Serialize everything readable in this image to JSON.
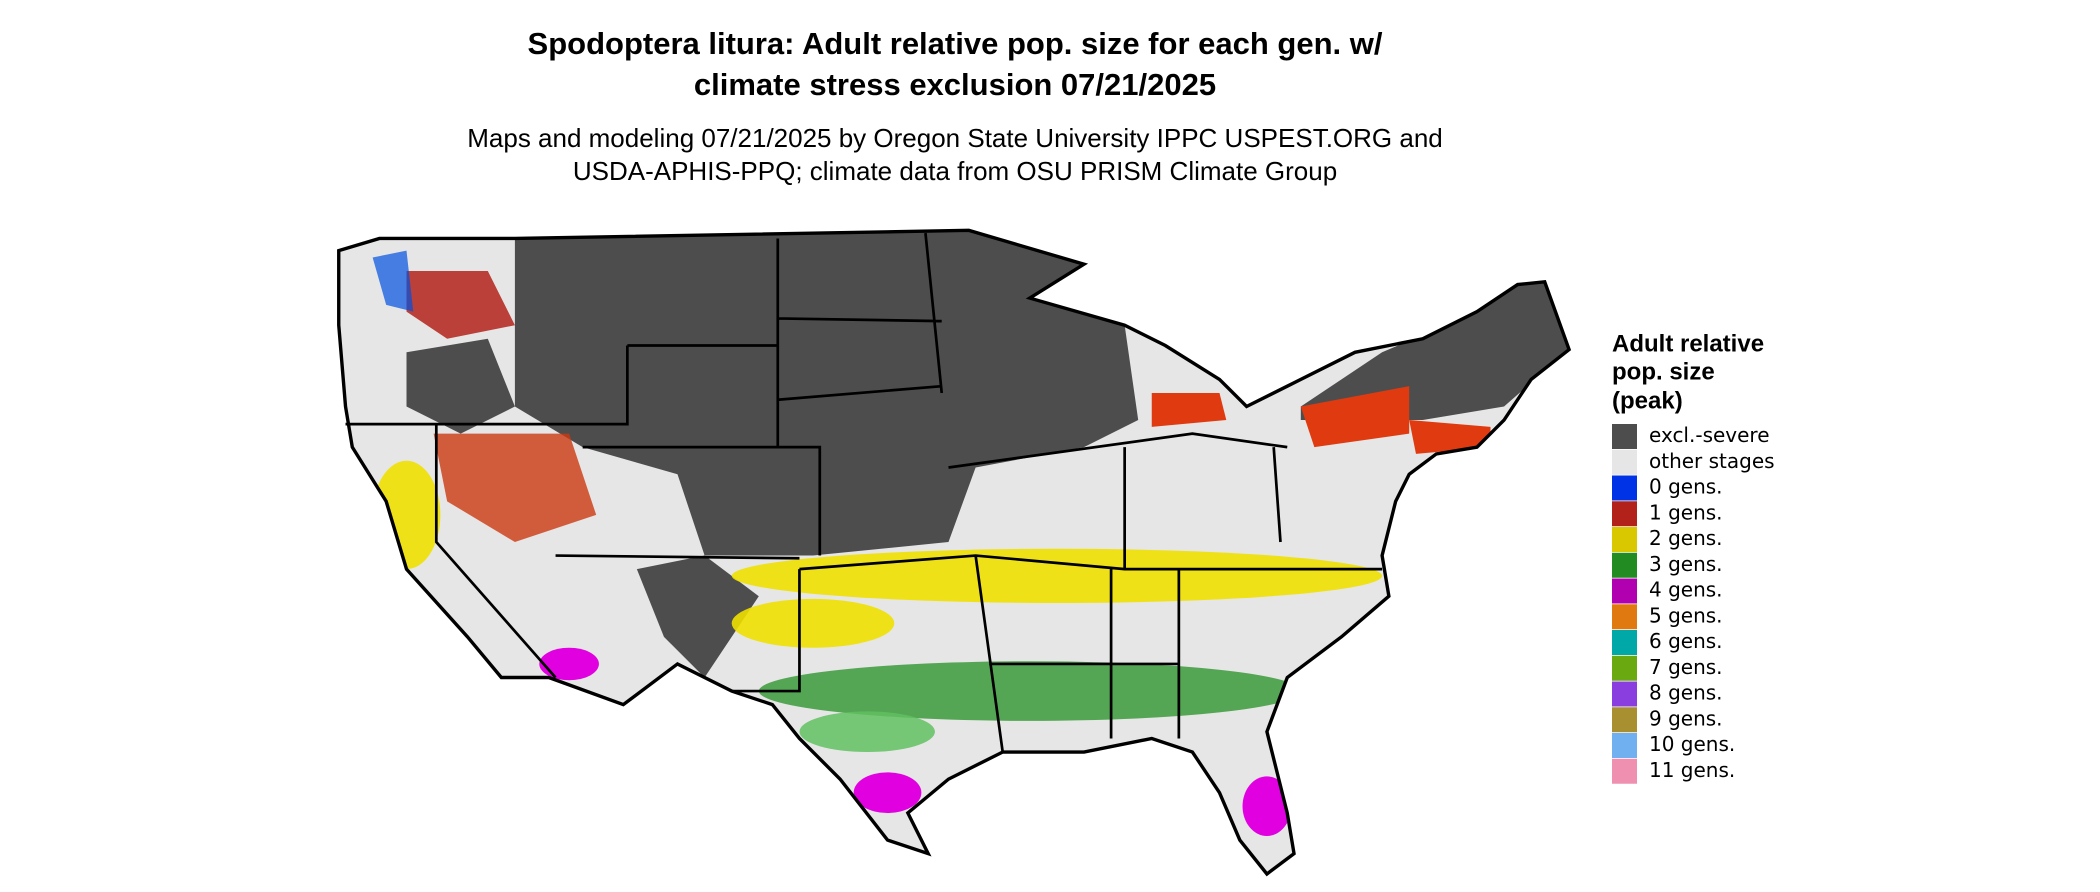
{
  "header": {
    "title_lines": [
      "Spodoptera litura: Adult relative pop. size for each gen. w/",
      "climate stress exclusion 07/21/2025"
    ],
    "subtitle_lines": [
      "Maps and modeling 07/21/2025 by Oregon State University IPPC USPEST.ORG and",
      "USDA-APHIS-PPQ; climate data from OSU PRISM Climate Group"
    ]
  },
  "legend": {
    "title_lines": [
      "Adult relative",
      "pop. size",
      "(peak)"
    ],
    "items": [
      {
        "label": "excl.-severe",
        "color": "#4d4d4d"
      },
      {
        "label": "other stages",
        "color": "#e6e6e6"
      },
      {
        "label": "0 gens.",
        "color": "#0033e6"
      },
      {
        "label": "1 gens.",
        "color": "#b2221a"
      },
      {
        "label": "2 gens.",
        "color": "#d9c800"
      },
      {
        "label": "3 gens.",
        "color": "#228b22"
      },
      {
        "label": "4 gens.",
        "color": "#b000b0"
      },
      {
        "label": "5 gens.",
        "color": "#e07a10"
      },
      {
        "label": "6 gens.",
        "color": "#00a8a8"
      },
      {
        "label": "7 gens.",
        "color": "#6aaa10"
      },
      {
        "label": "8 gens.",
        "color": "#8a3ee0"
      },
      {
        "label": "9 gens.",
        "color": "#a89030"
      },
      {
        "label": "10 gens.",
        "color": "#70b0f0"
      },
      {
        "label": "11 gens.",
        "color": "#f090b0"
      }
    ]
  }
}
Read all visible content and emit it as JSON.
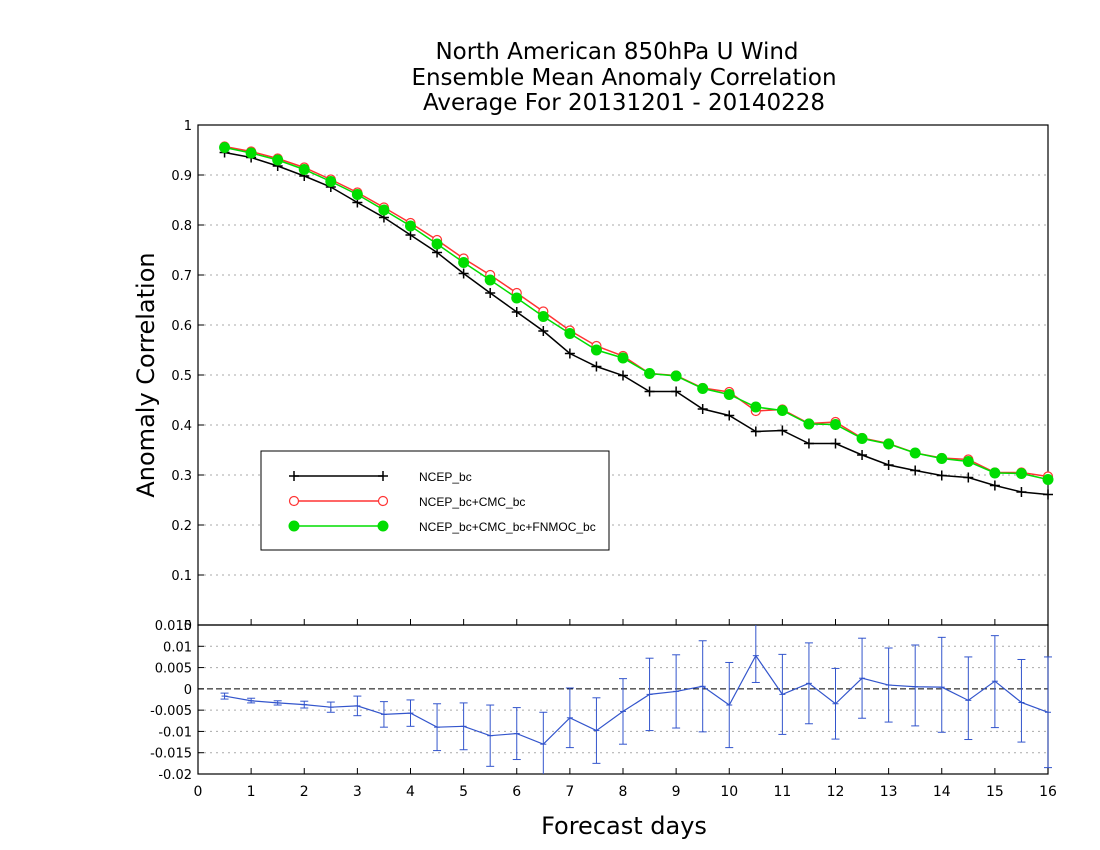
--------------------
» **Task requirements**
Choose all lines containing the string "climate" and copy them out.

» **Response below**
      "climate stress exclusion 07/21/2025"
      "USDA-APHIS-PPQ; climate data from OSU PRISM Climate Group"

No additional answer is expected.